Prompt
Reproduce every line of the records below character for character, adding nothing and leaving nothing out.

Entries
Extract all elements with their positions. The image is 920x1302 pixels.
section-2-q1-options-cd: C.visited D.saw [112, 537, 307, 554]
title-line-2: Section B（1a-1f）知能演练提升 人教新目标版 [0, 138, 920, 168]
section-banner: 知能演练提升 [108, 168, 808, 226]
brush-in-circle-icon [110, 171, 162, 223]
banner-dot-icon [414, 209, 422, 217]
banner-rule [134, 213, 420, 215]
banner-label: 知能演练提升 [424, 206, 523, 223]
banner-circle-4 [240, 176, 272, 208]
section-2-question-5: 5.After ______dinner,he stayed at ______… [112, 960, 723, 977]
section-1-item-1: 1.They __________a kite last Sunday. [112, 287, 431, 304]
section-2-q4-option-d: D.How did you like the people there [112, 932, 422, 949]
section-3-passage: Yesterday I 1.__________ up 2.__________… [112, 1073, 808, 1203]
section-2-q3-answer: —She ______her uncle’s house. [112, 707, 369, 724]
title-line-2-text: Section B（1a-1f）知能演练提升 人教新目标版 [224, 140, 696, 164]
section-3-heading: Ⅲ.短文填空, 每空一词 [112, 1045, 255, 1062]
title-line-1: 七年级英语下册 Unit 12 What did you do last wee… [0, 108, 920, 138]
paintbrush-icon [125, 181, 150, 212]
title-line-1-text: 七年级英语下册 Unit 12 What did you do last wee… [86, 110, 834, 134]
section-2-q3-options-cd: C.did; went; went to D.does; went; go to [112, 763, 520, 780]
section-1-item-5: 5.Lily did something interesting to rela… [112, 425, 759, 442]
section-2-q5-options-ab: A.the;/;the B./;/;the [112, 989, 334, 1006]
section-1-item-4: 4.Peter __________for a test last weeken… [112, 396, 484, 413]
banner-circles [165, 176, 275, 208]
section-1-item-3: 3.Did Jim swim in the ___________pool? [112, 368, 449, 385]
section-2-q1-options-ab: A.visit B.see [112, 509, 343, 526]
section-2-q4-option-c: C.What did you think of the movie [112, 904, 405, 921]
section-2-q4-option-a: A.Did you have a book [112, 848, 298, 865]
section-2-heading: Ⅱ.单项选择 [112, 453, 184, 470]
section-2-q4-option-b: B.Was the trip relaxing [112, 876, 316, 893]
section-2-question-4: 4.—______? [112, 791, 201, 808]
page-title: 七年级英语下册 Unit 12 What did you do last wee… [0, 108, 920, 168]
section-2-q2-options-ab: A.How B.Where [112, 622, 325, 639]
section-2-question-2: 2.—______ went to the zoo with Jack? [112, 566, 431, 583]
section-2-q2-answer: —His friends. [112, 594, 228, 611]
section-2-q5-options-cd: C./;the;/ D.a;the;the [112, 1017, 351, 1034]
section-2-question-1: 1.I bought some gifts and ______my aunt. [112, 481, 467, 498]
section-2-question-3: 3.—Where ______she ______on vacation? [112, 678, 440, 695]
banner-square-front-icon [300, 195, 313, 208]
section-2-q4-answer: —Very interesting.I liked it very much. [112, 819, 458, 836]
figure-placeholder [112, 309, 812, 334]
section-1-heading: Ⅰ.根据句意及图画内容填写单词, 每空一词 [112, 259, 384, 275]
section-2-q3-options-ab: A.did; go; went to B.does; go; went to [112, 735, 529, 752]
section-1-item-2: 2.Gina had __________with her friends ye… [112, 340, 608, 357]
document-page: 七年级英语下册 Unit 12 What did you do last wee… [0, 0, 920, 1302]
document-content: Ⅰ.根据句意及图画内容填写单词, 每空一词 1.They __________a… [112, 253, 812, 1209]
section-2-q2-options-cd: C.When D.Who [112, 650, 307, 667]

Finished answer
Extract all elements with their positions. The image is 920x1302 pixels.
section-2-q1-options-cd: C.visited D.saw [112, 537, 307, 554]
title-line-2: Section B（1a-1f）知能演练提升 人教新目标版 [0, 138, 920, 168]
section-banner: 知能演练提升 [108, 168, 808, 226]
brush-in-circle-icon [110, 171, 162, 223]
banner-dot-icon [414, 209, 422, 217]
banner-rule [134, 213, 420, 215]
banner-label: 知能演练提升 [424, 206, 523, 223]
banner-circle-4 [240, 176, 272, 208]
section-2-question-5: 5.After ______dinner,he stayed at ______… [112, 960, 723, 977]
section-1-item-1: 1.They __________a kite last Sunday. [112, 287, 431, 304]
section-2-q4-option-d: D.How did you like the people there [112, 932, 422, 949]
section-3-passage: Yesterday I 1.__________ up 2.__________… [112, 1073, 808, 1203]
section-2-q3-answer: —She ______her uncle’s house. [112, 707, 369, 724]
title-line-2-text: Section B（1a-1f）知能演练提升 人教新目标版 [224, 140, 696, 164]
section-3-heading: Ⅲ.短文填空, 每空一词 [112, 1045, 255, 1062]
title-line-1: 七年级英语下册 Unit 12 What did you do last wee… [0, 108, 920, 138]
paintbrush-icon [125, 181, 150, 212]
title-line-1-text: 七年级英语下册 Unit 12 What did you do last wee… [86, 110, 834, 134]
section-2-q3-options-cd: C.did; went; went to D.does; went; go to [112, 763, 520, 780]
section-1-item-5: 5.Lily did something interesting to rela… [112, 425, 759, 442]
section-2-q5-options-ab: A.the;/;the B./;/;the [112, 989, 334, 1006]
section-1-item-4: 4.Peter __________for a test last weeken… [112, 396, 484, 413]
banner-circles [165, 176, 275, 208]
section-1-item-3: 3.Did Jim swim in the ___________pool? [112, 368, 449, 385]
section-2-q1-options-ab: A.visit B.see [112, 509, 343, 526]
section-2-q4-option-c: C.What did you think of the movie [112, 904, 405, 921]
section-2-q4-option-a: A.Did you have a book [112, 848, 298, 865]
section-2-heading: Ⅱ.单项选择 [112, 453, 184, 470]
section-2-q4-option-b: B.Was the trip relaxing [112, 876, 316, 893]
section-2-question-4: 4.—______? [112, 791, 201, 808]
page-title: 七年级英语下册 Unit 12 What did you do last wee… [0, 108, 920, 168]
section-2-q2-options-ab: A.How B.Where [112, 622, 325, 639]
section-2-question-2: 2.—______ went to the zoo with Jack? [112, 566, 431, 583]
section-2-q2-answer: —His friends. [112, 594, 228, 611]
section-2-q5-options-cd: C./;the;/ D.a;the;the [112, 1017, 351, 1034]
section-2-question-1: 1.I bought some gifts and ______my aunt. [112, 481, 467, 498]
section-2-question-3: 3.—Where ______she ______on vacation? [112, 678, 440, 695]
banner-square-front-icon [300, 195, 313, 208]
section-2-q4-answer: —Very interesting.I liked it very much. [112, 819, 458, 836]
figure-placeholder [112, 309, 812, 334]
section-1-heading: Ⅰ.根据句意及图画内容填写单词, 每空一词 [112, 259, 384, 275]
section-2-q3-options-ab: A.did; go; went to B.does; go; went to [112, 735, 529, 752]
section-1-item-2: 2.Gina had __________with her friends ye… [112, 340, 608, 357]
document-page: 七年级英语下册 Unit 12 What did you do last wee… [0, 0, 920, 1302]
document-content: Ⅰ.根据句意及图画内容填写单词, 每空一词 1.They __________a… [112, 253, 812, 1209]
section-2-q2-options-cd: C.When D.Who [112, 650, 307, 667]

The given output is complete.